==== Exercise material

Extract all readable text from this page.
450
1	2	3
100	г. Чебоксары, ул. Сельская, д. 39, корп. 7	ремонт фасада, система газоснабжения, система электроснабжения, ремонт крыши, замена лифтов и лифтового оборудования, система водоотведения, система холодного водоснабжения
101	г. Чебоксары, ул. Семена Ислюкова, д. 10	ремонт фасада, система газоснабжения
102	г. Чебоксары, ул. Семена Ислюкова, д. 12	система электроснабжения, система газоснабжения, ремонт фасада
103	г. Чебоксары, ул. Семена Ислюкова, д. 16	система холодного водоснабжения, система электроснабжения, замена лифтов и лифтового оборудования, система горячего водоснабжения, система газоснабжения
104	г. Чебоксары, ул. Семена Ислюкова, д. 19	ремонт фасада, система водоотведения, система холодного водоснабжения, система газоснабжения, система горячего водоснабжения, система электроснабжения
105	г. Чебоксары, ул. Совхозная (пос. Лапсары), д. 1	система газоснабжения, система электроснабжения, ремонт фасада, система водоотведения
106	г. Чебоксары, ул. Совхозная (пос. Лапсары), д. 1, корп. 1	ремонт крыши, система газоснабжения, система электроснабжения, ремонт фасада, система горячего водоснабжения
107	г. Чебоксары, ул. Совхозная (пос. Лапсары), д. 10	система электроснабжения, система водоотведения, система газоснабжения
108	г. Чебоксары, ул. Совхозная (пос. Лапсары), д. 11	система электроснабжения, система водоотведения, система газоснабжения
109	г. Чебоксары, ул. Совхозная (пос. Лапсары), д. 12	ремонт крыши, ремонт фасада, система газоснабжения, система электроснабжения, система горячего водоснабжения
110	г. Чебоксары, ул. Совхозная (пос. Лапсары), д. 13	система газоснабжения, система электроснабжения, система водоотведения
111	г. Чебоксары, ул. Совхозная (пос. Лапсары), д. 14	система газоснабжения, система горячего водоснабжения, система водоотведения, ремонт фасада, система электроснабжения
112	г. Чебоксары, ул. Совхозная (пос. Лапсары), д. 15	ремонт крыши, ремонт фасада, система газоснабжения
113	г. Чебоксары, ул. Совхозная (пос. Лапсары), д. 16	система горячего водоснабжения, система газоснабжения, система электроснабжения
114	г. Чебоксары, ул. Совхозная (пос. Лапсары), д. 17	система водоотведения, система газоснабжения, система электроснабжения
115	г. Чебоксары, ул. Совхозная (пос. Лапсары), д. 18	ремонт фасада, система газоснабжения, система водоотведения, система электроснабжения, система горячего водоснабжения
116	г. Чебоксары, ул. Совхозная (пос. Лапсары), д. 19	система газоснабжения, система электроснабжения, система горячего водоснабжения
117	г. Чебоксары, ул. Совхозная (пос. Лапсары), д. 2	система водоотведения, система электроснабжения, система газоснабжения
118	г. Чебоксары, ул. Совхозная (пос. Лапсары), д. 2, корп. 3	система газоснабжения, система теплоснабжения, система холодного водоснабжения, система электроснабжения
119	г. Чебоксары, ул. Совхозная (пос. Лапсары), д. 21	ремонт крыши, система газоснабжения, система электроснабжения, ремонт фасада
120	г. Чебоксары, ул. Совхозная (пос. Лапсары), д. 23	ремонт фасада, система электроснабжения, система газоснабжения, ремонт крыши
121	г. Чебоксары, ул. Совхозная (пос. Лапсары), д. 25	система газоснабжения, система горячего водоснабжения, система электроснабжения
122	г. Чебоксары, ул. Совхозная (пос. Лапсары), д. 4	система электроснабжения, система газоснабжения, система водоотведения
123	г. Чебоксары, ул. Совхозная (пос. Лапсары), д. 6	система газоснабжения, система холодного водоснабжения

========

**Set problem**: Reproduce the full listing exactly.

**Answer to this problem**:
Extract all readable text from this page.
450
1	2	3
100	г. Чебоксары, ул. Сельская, д. 39, корп. 7	ремонт фасада, система газоснабжения, система электроснабжения, ремонт крыши, замена лифтов и лифтового оборудования, система водоотведения, система холодного водоснабжения
101	г. Чебоксары, ул. Семена Ислюкова, д. 10	ремонт фасада, система газоснабжения
102	г. Чебоксары, ул. Семена Ислюкова, д. 12	система электроснабжения, система газоснабжения, ремонт фасада
103	г. Чебоксары, ул. Семена Ислюкова, д. 16	система холодного водоснабжения, система электроснабжения, замена лифтов и лифтового оборудования, система горячего водоснабжения, система газоснабжения
104	г. Чебоксары, ул. Семена Ислюкова, д. 19	ремонт фасада, система водоотведения, система холодного водоснабжения, система газоснабжения, система горячего водоснабжения, система электроснабжения
105	г. Чебоксары, ул. Совхозная (пос. Лапсары), д. 1	система газоснабжения, система электроснабжения, ремонт фасада, система водоотведения
106	г. Чебоксары, ул. Совхозная (пос. Лапсары), д. 1, корп. 1	ремонт крыши, система газоснабжения, система электроснабжения, ремонт фасада, система горячего водоснабжения
107	г. Чебоксары, ул. Совхозная (пос. Лапсары), д. 10	система электроснабжения, система водоотведения, система газоснабжения
108	г. Чебоксары, ул. Совхозная (пос. Лапсары), д. 11	система электроснабжения, система водоотведения, система газоснабжения
109	г. Чебоксары, ул. Совхозная (пос. Лапсары), д. 12	ремонт крыши, ремонт фасада, система газоснабжения, система электроснабжения, система горячего водоснабжения
110	г. Чебоксары, ул. Совхозная (пос. Лапсары), д. 13	система газоснабжения, система электроснабжения, система водоотведения
111	г. Чебоксары, ул. Совхозная (пос. Лапсары), д. 14	система газоснабжения, система горячего водоснабжения, система водоотведения, ремонт фасада, система электроснабжения
112	г. Чебоксары, ул. Совхозная (пос. Лапсары), д. 15	ремонт крыши, ремонт фасада, система газоснабжения
113	г. Чебоксары, ул. Совхозная (пос. Лапсары), д. 16	система горячего водоснабжения, система газоснабжения, система электроснабжения
114	г. Чебоксары, ул. Совхозная (пос. Лапсары), д. 17	система водоотведения, система газоснабжения, система электроснабжения
115	г. Чебоксары, ул. Совхозная (пос. Лапсары), д. 18	ремонт фасада, система газоснабжения, система водоотведения, система электроснабжения, система горячего водоснабжения
116	г. Чебоксары, ул. Совхозная (пос. Лапсары), д. 19	система газоснабжения, система электроснабжения, система горячего водоснабжения
117	г. Чебоксары, ул. Совхозная (пос. Лапсары), д. 2	система водоотведения, система электроснабжения, система газоснабжения
118	г. Чебоксары, ул. Совхозная (пос. Лапсары), д. 2, корп. 3	система газоснабжения, система теплоснабжения, система холодного водоснабжения, система электроснабжения
119	г. Чебоксары, ул. Совхозная (пос. Лапсары), д. 21	ремонт крыши, система газоснабжения, система электроснабжения, ремонт фасада
120	г. Чебоксары, ул. Совхозная (пос. Лапсары), д. 23	ремонт фасада, система электроснабжения, система газоснабжения, ремонт крыши
121	г. Чебоксары, ул. Совхозная (пос. Лапсары), д. 25	система газоснабжения, система горячего водоснабжения, система электроснабжения
122	г. Чебоксары, ул. Совхозная (пос. Лапсары), д. 4	система электроснабжения, система газоснабжения, система водоотведения
123	г. Чебоксары, ул. Совхозная (пос. Лапсары), д. 6	система газоснабжения, система холодного водоснабжения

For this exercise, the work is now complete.